Short task
Pictures do not belong in the copy, so please give every entry below again exactly.

Dataset extract
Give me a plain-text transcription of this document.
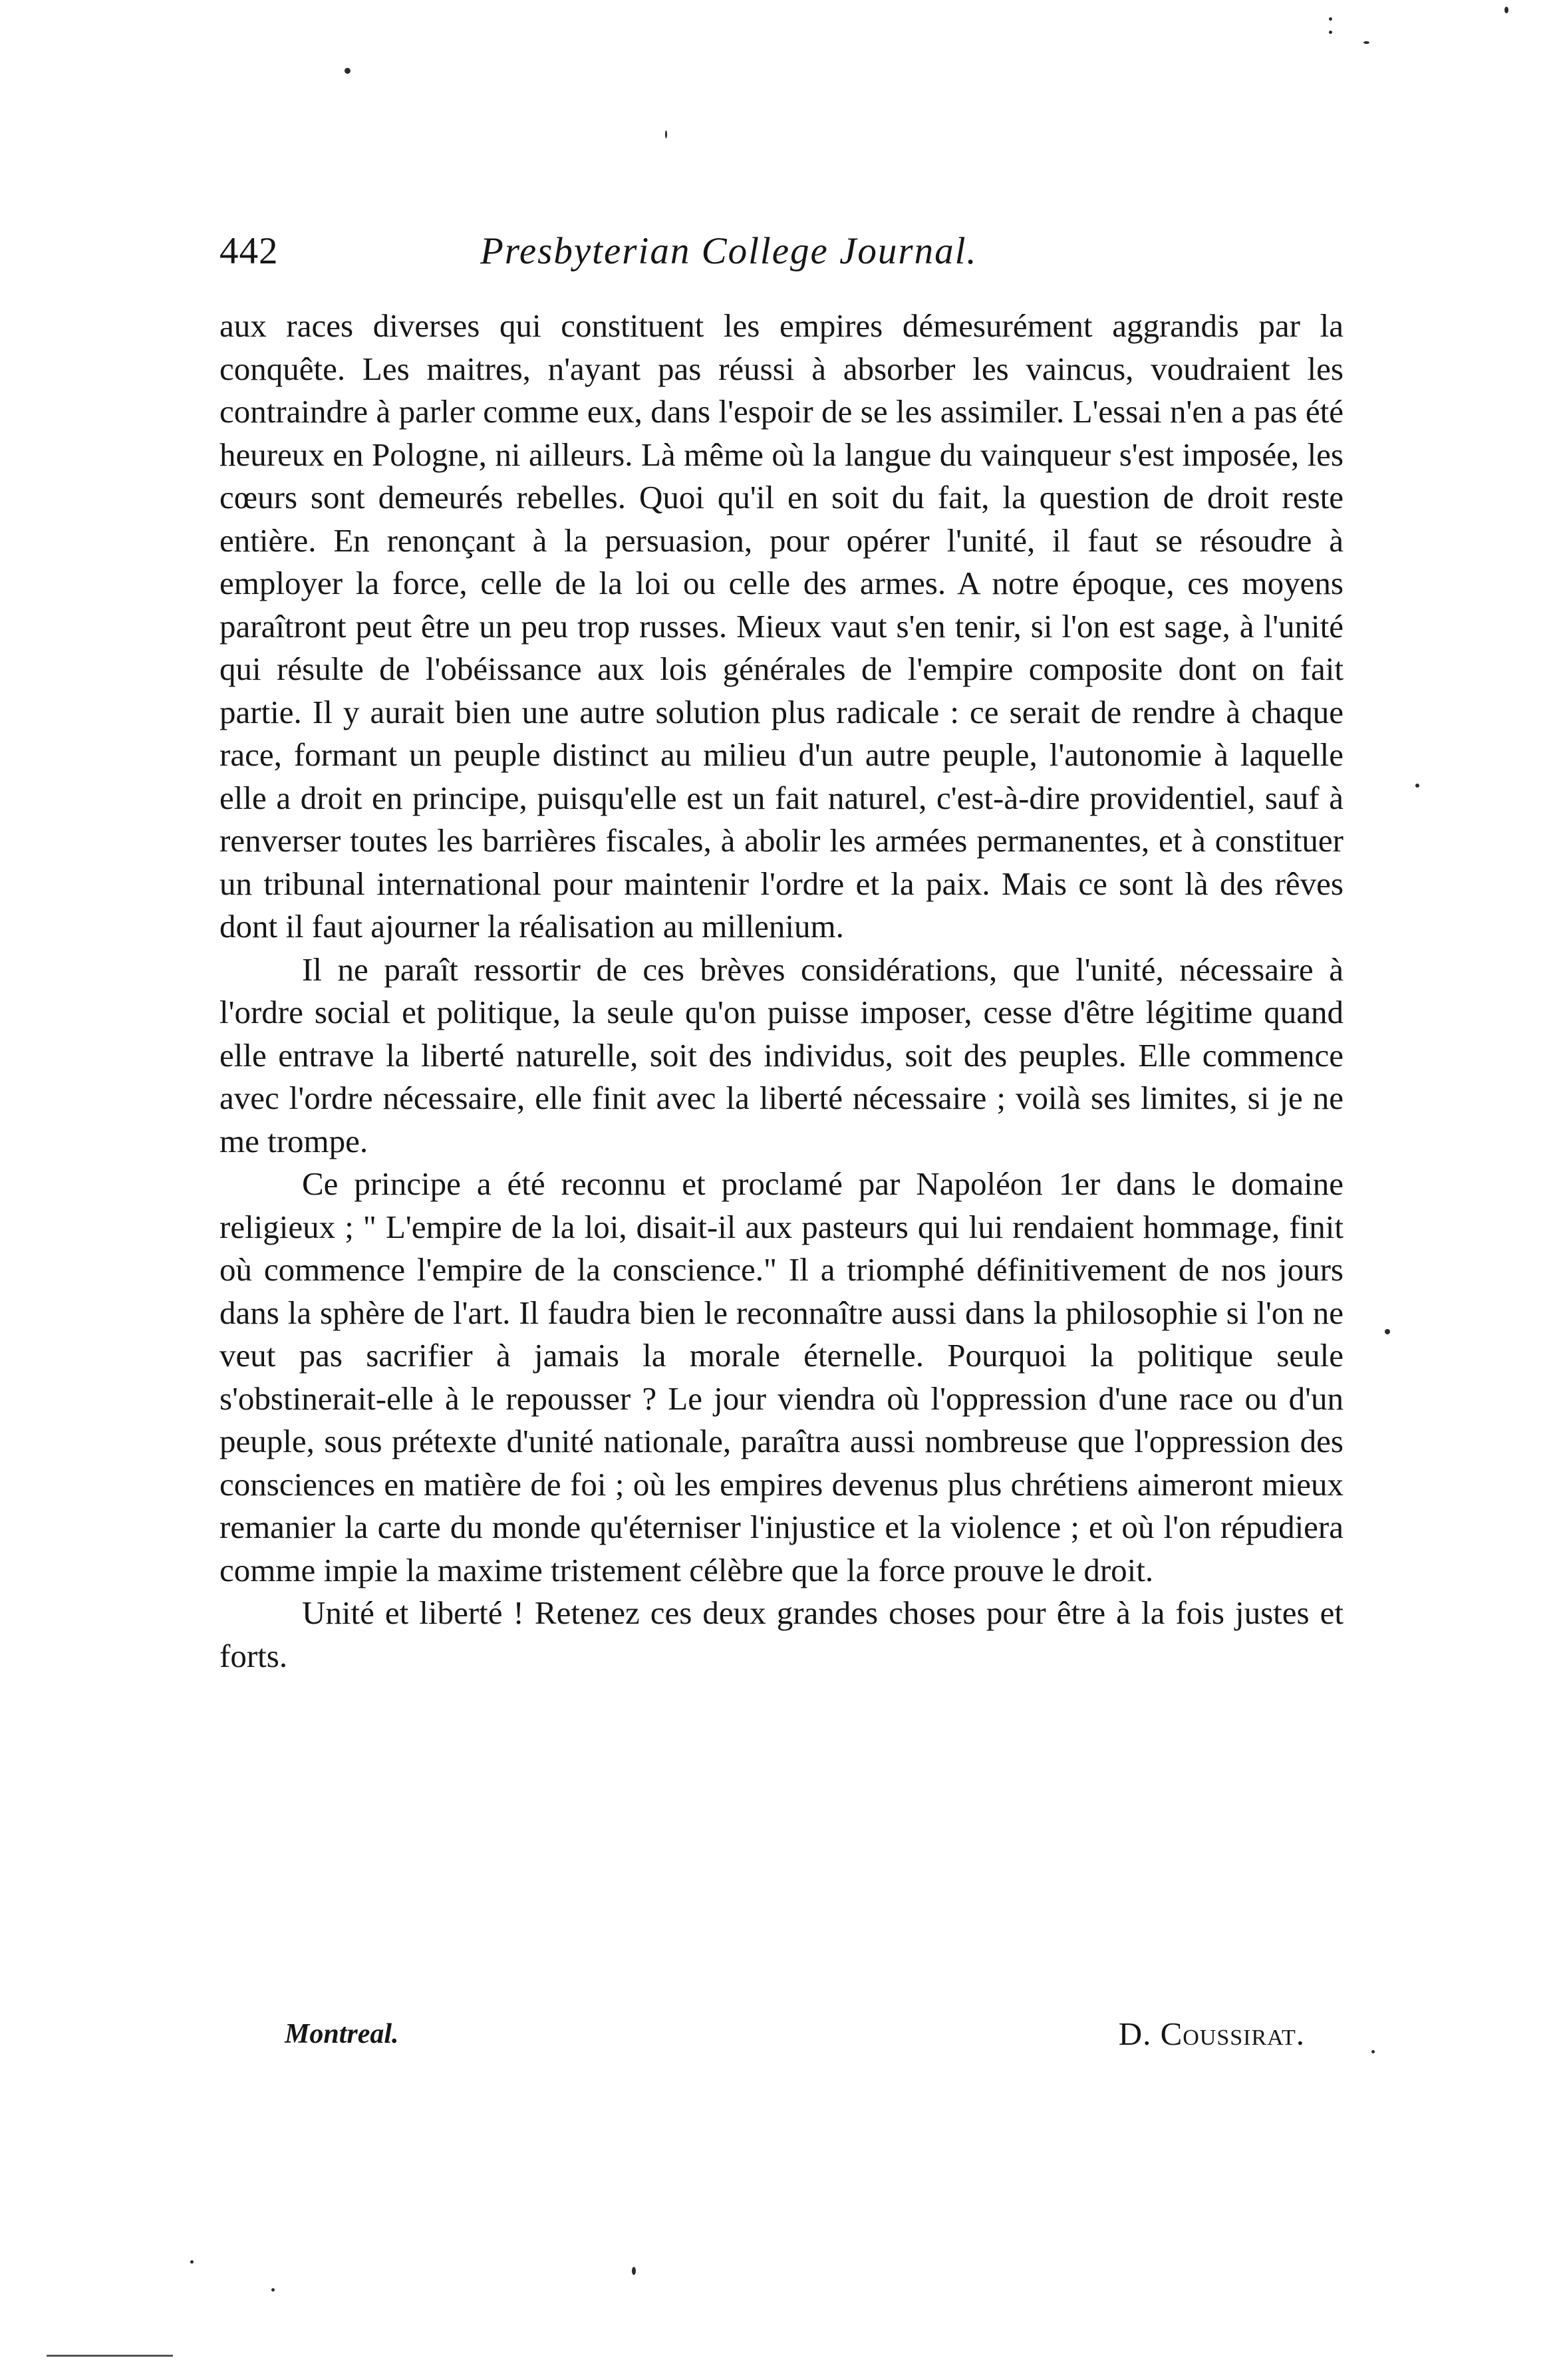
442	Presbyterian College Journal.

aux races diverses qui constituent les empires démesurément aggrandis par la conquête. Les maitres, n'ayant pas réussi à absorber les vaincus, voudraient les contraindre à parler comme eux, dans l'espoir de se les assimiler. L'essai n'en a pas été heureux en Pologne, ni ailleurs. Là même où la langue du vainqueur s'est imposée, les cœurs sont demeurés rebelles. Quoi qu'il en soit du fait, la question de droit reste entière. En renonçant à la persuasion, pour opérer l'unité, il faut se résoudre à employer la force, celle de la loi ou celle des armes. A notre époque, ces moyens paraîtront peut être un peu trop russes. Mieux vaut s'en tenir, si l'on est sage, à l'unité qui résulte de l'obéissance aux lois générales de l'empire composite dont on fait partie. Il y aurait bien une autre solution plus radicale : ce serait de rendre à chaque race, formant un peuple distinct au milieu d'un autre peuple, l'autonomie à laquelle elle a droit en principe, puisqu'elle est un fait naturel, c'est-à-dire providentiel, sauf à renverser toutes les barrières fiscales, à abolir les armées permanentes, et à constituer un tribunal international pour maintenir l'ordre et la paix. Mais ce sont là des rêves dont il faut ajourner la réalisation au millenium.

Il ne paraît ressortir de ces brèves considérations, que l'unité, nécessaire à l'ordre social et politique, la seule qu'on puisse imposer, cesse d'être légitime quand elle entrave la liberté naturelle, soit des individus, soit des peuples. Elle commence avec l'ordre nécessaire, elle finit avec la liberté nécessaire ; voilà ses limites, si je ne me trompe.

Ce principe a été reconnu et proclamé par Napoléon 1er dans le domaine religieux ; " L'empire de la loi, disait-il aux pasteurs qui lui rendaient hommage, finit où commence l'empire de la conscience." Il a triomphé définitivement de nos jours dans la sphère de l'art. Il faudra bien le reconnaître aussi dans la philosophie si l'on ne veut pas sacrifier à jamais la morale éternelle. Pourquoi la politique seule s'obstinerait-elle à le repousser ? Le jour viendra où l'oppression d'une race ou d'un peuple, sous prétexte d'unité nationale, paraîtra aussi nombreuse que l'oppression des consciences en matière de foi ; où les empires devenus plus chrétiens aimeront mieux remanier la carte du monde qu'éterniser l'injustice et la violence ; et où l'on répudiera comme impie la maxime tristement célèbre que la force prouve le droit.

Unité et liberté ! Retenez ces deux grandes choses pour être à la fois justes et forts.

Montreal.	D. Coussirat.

Response to this exercise
Give me a plain-text transcription of this document.
442	Presbyterian College Journal.

aux races diverses qui constituent les empires démesurément aggrandis par la conquête. Les maitres, n'ayant pas réussi à absorber les vaincus, voudraient les contraindre à parler comme eux, dans l'espoir de se les assimiler. L'essai n'en a pas été heureux en Pologne, ni ailleurs. Là même où la langue du vainqueur s'est imposée, les cœurs sont demeurés rebelles. Quoi qu'il en soit du fait, la question de droit reste entière. En renonçant à la persuasion, pour opérer l'unité, il faut se résoudre à employer la force, celle de la loi ou celle des armes. A notre époque, ces moyens paraîtront peut être un peu trop russes. Mieux vaut s'en tenir, si l'on est sage, à l'unité qui résulte de l'obéissance aux lois générales de l'empire composite dont on fait partie. Il y aurait bien une autre solution plus radicale : ce serait de rendre à chaque race, formant un peuple distinct au milieu d'un autre peuple, l'autonomie à laquelle elle a droit en principe, puisqu'elle est un fait naturel, c'est-à-dire providentiel, sauf à renverser toutes les barrières fiscales, à abolir les armées permanentes, et à constituer un tribunal international pour maintenir l'ordre et la paix. Mais ce sont là des rêves dont il faut ajourner la réalisation au millenium.

Il ne paraît ressortir de ces brèves considérations, que l'unité, nécessaire à l'ordre social et politique, la seule qu'on puisse imposer, cesse d'être légitime quand elle entrave la liberté naturelle, soit des individus, soit des peuples. Elle commence avec l'ordre nécessaire, elle finit avec la liberté nécessaire ; voilà ses limites, si je ne me trompe.

Ce principe a été reconnu et proclamé par Napoléon 1er dans le domaine religieux ; " L'empire de la loi, disait-il aux pasteurs qui lui rendaient hommage, finit où commence l'empire de la conscience." Il a triomphé définitivement de nos jours dans la sphère de l'art. Il faudra bien le reconnaître aussi dans la philosophie si l'on ne veut pas sacrifier à jamais la morale éternelle. Pourquoi la politique seule s'obstinerait-elle à le repousser ? Le jour viendra où l'oppression d'une race ou d'un peuple, sous prétexte d'unité nationale, paraîtra aussi nombreuse que l'oppression des consciences en matière de foi ; où les empires devenus plus chrétiens aimeront mieux remanier la carte du monde qu'éterniser l'injustice et la violence ; et où l'on répudiera comme impie la maxime tristement célèbre que la force prouve le droit.

Unité et liberté ! Retenez ces deux grandes choses pour être à la fois justes et forts.

Montreal.	D. Coussirat.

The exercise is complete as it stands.